> _INSTRUCTIONS FOR THE TASK_: Set out every line of the material below as a numbered list, skipping blank lines and leaving out the pictures.

> _Spatial layout entries_:
......
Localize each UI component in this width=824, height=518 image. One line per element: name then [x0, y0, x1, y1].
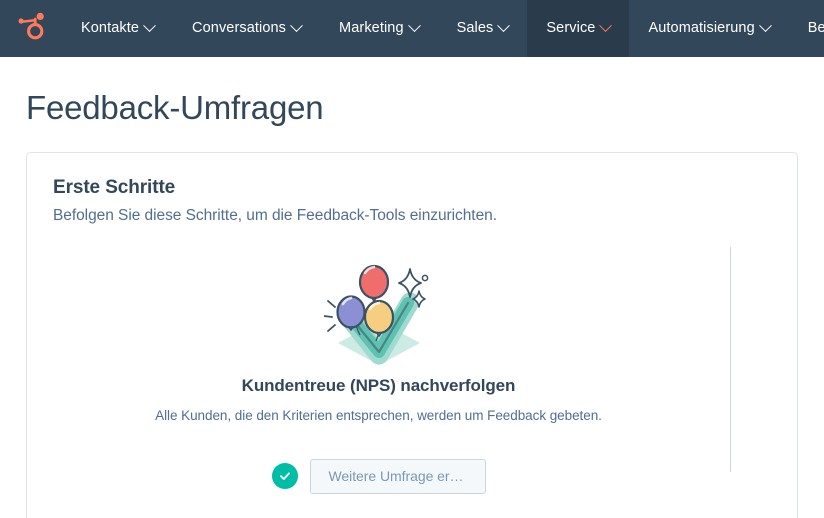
nav-item-label: Marketing — [339, 20, 404, 37]
nav-item-label: Service — [546, 20, 596, 37]
chevron-down-icon — [143, 19, 156, 33]
page-body: Feedback-Umfragen Erste Schritte Befolge… — [0, 57, 824, 518]
erste-schritte-card: Erste Schritte Befolgen Sie diese Schrit… — [26, 151, 798, 518]
nav-item-label: Sales — [456, 20, 494, 37]
page-title: Feedback-Umfragen — [26, 89, 324, 126]
nav-item-berichte[interactable]: Berichte — [789, 0, 824, 57]
steps-row: Kundentreue (NPS) nachverfolgen Alle Kun… — [27, 243, 797, 494]
chevron-down-icon — [407, 19, 421, 33]
nav-item-label: Berichte — [807, 20, 824, 37]
chevron-down-icon — [758, 19, 772, 33]
card-header: Erste Schritte Befolgen Sie diese Schrit… — [27, 153, 797, 225]
card-title: Erste Schritte — [53, 176, 176, 198]
nav-item-kontakte[interactable]: Kontakte — [62, 0, 173, 57]
chevron-down-icon — [290, 19, 303, 33]
nav-item-sales[interactable]: Sales — [438, 0, 528, 57]
nav-item-label: Kontakte — [81, 20, 140, 37]
step-description: Alle Kunden, die den Kriterien entsprech… — [155, 407, 602, 423]
hubspot-logo-link[interactable] — [0, 0, 62, 57]
next-step-column — [731, 243, 797, 494]
step-title: Kundentreue (NPS) nachverfolgen — [241, 375, 516, 395]
chevron-down-icon — [497, 19, 511, 33]
hubspot-sprocket-logo-icon — [18, 11, 45, 46]
nav-item-automatisierung[interactable]: Automatisierung — [629, 0, 788, 57]
card-subtitle: Befolgen Sie diese Schritte, um die Feed… — [53, 206, 497, 224]
nav-item-marketing[interactable]: Marketing — [320, 0, 438, 57]
nav-item-label: Automatisierung — [648, 20, 755, 37]
nav-item-conversations[interactable]: Conversations — [173, 0, 320, 57]
nav-item-list: Kontakte Conversations Marketing Sales S… — [62, 0, 824, 57]
step-action-row: Weitere Umfrage ers… — [271, 458, 486, 494]
weitere-umfrage-erstellen-button[interactable]: Weitere Umfrage ers… — [309, 458, 486, 494]
step-card-nps: Kundentreue (NPS) nachverfolgen Alle Kun… — [27, 243, 730, 494]
balloons-checkmark-illustration-icon — [322, 261, 434, 366]
check-circle-icon — [271, 463, 298, 490]
nav-item-label: Conversations — [192, 20, 287, 37]
top-navigation-bar: Kontakte Conversations Marketing Sales S… — [0, 0, 824, 57]
chevron-down-icon — [599, 19, 613, 33]
nav-item-service[interactable]: Service — [527, 0, 630, 57]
......
> _RESPONSE TO THIS EXERCISE_:
1. Localize each UI component in this width=824, height=518 image. One line per element: name then [x0, y0, x1, y1].
2. nav-item-label: Marketing — [339, 20, 404, 37]
3. nav-item-label: Service — [546, 20, 596, 37]
4. chevron-down-icon — [143, 19, 156, 33]
5. page-body: Feedback-Umfragen Erste Schritte Befolge… — [0, 57, 824, 518]
6. erste-schritte-card: Erste Schritte Befolgen Sie diese Schrit… — [26, 151, 798, 518]
7. nav-item-label: Sales — [456, 20, 494, 37]
8. page-title: Feedback-Umfragen — [26, 89, 324, 126]
9. nav-item-berichte[interactable]: Berichte — [789, 0, 824, 57]
10. steps-row: Kundentreue (NPS) nachverfolgen Alle Kun… — [27, 243, 797, 494]
11. chevron-down-icon — [407, 19, 421, 33]
12. nav-item-label: Berichte — [807, 20, 824, 37]
13. chevron-down-icon — [758, 19, 772, 33]
14. card-header: Erste Schritte Befolgen Sie diese Schrit… — [27, 153, 797, 225]
15. card-title: Erste Schritte — [53, 176, 176, 198]
16. nav-item-kontakte[interactable]: Kontakte — [62, 0, 173, 57]
17. chevron-down-icon — [290, 19, 303, 33]
18. nav-item-sales[interactable]: Sales — [438, 0, 528, 57]
19. nav-item-label: Kontakte — [81, 20, 140, 37]
20. step-description: Alle Kunden, die den Kriterien entsprech… — [155, 407, 602, 423]
21. hubspot-logo-link[interactable] — [0, 0, 62, 57]
22. next-step-column — [731, 243, 797, 494]
23. step-title: Kundentreue (NPS) nachverfolgen — [241, 375, 516, 395]
24. chevron-down-icon — [497, 19, 511, 33]
25. hubspot-sprocket-logo-icon — [18, 11, 45, 46]
26. nav-item-automatisierung[interactable]: Automatisierung — [629, 0, 788, 57]
27. card-subtitle: Befolgen Sie diese Schritte, um die Feed… — [53, 206, 497, 224]
28. nav-item-marketing[interactable]: Marketing — [320, 0, 438, 57]
29. nav-item-label: Automatisierung — [648, 20, 755, 37]
30. nav-item-conversations[interactable]: Conversations — [173, 0, 320, 57]
31. nav-item-list: Kontakte Conversations Marketing Sales S… — [62, 0, 824, 57]
32. step-action-row: Weitere Umfrage ers… — [271, 458, 486, 494]
33. weitere-umfrage-erstellen-button[interactable]: Weitere Umfrage ers… — [309, 458, 486, 494]
34. step-card-nps: Kundentreue (NPS) nachverfolgen Alle Kun… — [27, 243, 730, 494]
35. balloons-checkmark-illustration-icon — [322, 261, 434, 366]
36. check-circle-icon — [271, 463, 298, 490]
37. nav-item-label: Conversations — [192, 20, 287, 37]
38. top-navigation-bar: Kontakte Conversations Marketing Sales S… — [0, 0, 824, 57]
39. chevron-down-icon — [599, 19, 613, 33]
40. nav-item-service[interactable]: Service — [527, 0, 630, 57]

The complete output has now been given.